• THE TASK: Scan the listing below. Report each line that includes "Close".

• RECORDS PROVIDED:

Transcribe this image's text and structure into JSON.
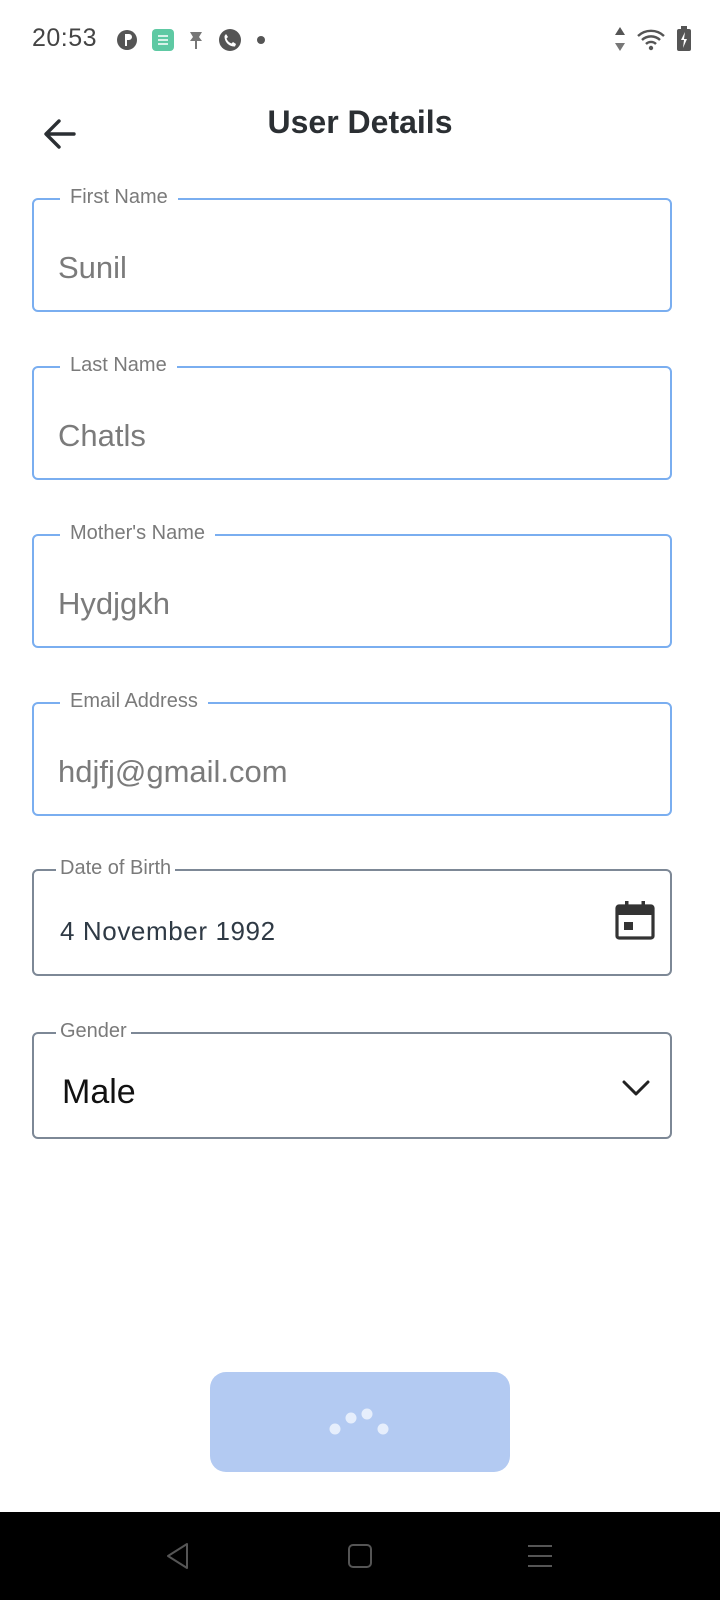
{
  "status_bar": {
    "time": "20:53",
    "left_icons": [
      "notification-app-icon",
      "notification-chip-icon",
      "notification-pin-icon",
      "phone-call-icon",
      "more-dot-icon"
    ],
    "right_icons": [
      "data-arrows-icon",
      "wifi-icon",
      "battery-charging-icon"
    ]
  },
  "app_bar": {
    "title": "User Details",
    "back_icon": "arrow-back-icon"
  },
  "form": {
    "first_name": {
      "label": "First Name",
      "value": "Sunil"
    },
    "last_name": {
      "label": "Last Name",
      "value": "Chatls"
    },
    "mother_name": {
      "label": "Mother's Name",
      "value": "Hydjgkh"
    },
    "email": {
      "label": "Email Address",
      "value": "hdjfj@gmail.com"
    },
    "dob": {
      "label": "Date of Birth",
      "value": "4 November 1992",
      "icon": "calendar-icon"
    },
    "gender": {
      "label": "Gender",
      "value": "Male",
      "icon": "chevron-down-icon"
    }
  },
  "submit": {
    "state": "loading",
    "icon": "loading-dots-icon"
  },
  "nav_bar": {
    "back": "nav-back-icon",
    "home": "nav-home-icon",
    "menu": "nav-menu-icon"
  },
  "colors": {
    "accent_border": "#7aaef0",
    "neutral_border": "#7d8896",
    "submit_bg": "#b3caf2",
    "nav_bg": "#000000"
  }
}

==

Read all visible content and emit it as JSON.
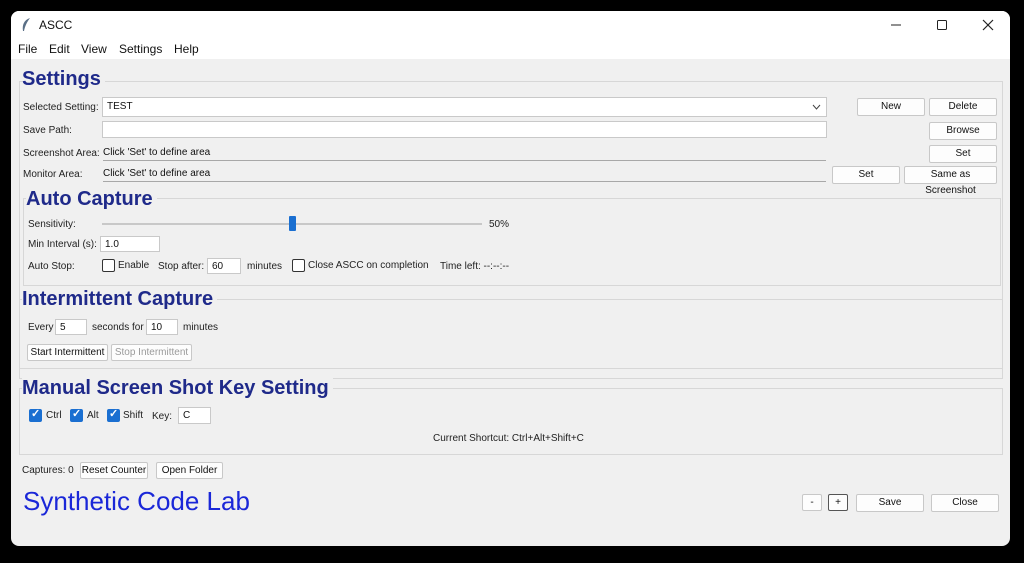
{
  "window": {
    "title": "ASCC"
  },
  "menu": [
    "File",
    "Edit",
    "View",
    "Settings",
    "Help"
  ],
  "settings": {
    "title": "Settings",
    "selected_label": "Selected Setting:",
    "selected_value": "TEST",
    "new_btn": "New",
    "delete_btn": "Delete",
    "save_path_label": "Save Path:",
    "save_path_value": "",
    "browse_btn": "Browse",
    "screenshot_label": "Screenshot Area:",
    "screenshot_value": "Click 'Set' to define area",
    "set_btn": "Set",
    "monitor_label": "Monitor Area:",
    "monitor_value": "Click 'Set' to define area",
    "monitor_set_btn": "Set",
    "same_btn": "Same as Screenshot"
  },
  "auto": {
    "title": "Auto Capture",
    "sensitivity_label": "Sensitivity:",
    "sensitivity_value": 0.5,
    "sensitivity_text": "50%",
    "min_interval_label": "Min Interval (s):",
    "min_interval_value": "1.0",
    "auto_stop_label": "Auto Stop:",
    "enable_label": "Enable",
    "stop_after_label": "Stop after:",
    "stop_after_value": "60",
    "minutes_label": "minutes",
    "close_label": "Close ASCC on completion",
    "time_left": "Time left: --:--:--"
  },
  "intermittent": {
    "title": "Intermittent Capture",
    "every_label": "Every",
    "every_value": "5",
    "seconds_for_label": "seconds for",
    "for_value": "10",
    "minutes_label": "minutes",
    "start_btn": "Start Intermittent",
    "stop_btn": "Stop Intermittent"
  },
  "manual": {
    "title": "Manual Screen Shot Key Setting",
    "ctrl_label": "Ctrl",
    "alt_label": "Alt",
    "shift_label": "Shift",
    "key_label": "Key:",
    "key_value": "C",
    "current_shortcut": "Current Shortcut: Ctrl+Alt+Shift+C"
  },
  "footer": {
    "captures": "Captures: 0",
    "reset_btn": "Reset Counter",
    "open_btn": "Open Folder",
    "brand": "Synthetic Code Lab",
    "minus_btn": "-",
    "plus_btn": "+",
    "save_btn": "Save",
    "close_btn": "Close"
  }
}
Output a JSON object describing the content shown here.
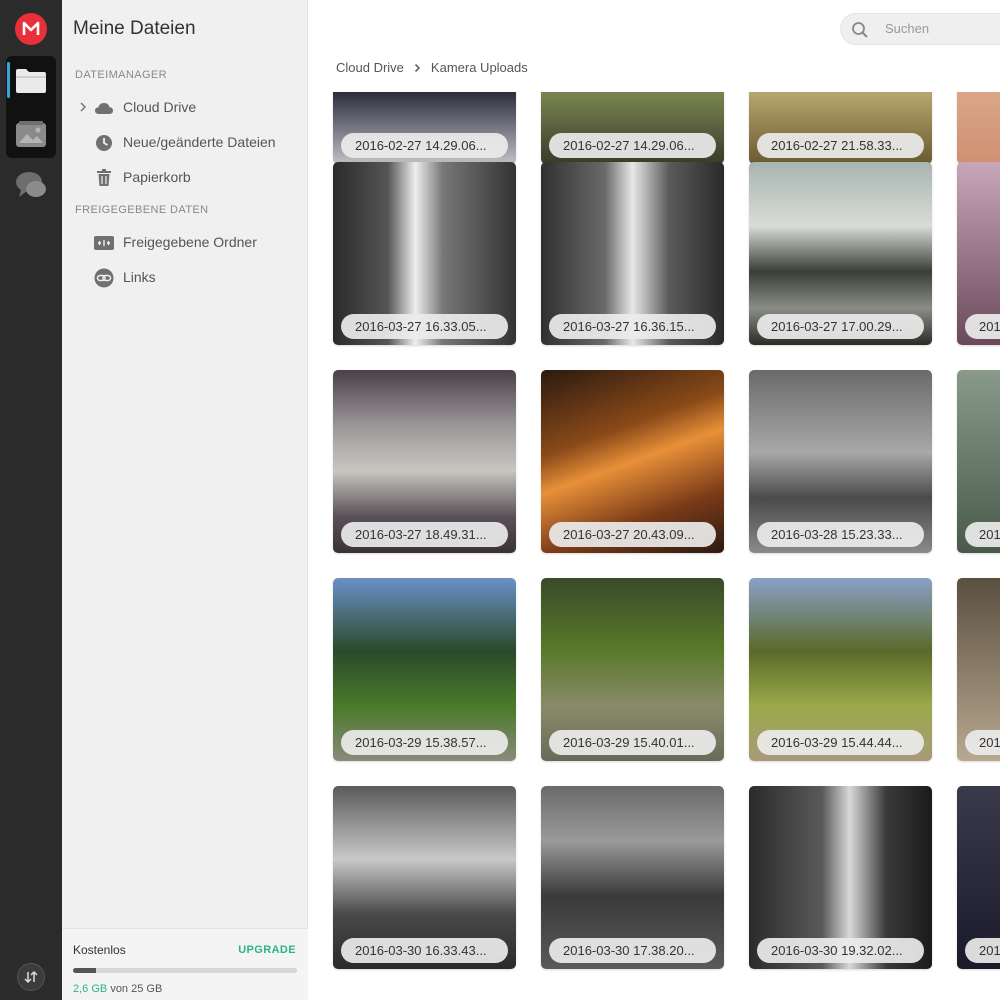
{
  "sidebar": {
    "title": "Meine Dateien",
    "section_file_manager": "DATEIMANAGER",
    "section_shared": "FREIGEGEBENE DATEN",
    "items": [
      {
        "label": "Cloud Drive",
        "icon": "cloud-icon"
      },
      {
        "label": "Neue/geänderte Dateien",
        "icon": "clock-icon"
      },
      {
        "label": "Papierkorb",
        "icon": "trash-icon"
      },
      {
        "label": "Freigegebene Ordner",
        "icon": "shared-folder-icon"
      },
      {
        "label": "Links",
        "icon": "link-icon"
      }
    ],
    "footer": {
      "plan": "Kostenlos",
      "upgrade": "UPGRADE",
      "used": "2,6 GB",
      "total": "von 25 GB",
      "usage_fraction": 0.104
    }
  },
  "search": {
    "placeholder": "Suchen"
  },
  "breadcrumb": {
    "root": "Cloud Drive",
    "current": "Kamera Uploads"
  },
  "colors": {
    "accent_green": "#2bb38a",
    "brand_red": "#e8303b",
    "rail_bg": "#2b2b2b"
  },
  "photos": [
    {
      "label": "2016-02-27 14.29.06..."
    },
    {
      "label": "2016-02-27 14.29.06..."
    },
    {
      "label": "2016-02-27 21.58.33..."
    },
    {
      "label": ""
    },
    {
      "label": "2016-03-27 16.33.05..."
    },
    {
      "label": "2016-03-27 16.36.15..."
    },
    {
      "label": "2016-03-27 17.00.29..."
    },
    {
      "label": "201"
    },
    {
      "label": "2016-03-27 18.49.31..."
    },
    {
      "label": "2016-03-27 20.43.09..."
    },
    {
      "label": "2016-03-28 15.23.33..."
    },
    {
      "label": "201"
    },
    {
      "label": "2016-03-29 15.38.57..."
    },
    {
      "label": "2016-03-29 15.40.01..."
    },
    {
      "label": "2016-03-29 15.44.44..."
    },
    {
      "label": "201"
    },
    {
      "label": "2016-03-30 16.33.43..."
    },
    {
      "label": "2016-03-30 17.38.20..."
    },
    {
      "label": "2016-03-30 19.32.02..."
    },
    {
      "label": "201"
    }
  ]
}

• SOLVED PROBLEM:
    "close_label": "Close ASCC on completion",
    "close_btn": "Close"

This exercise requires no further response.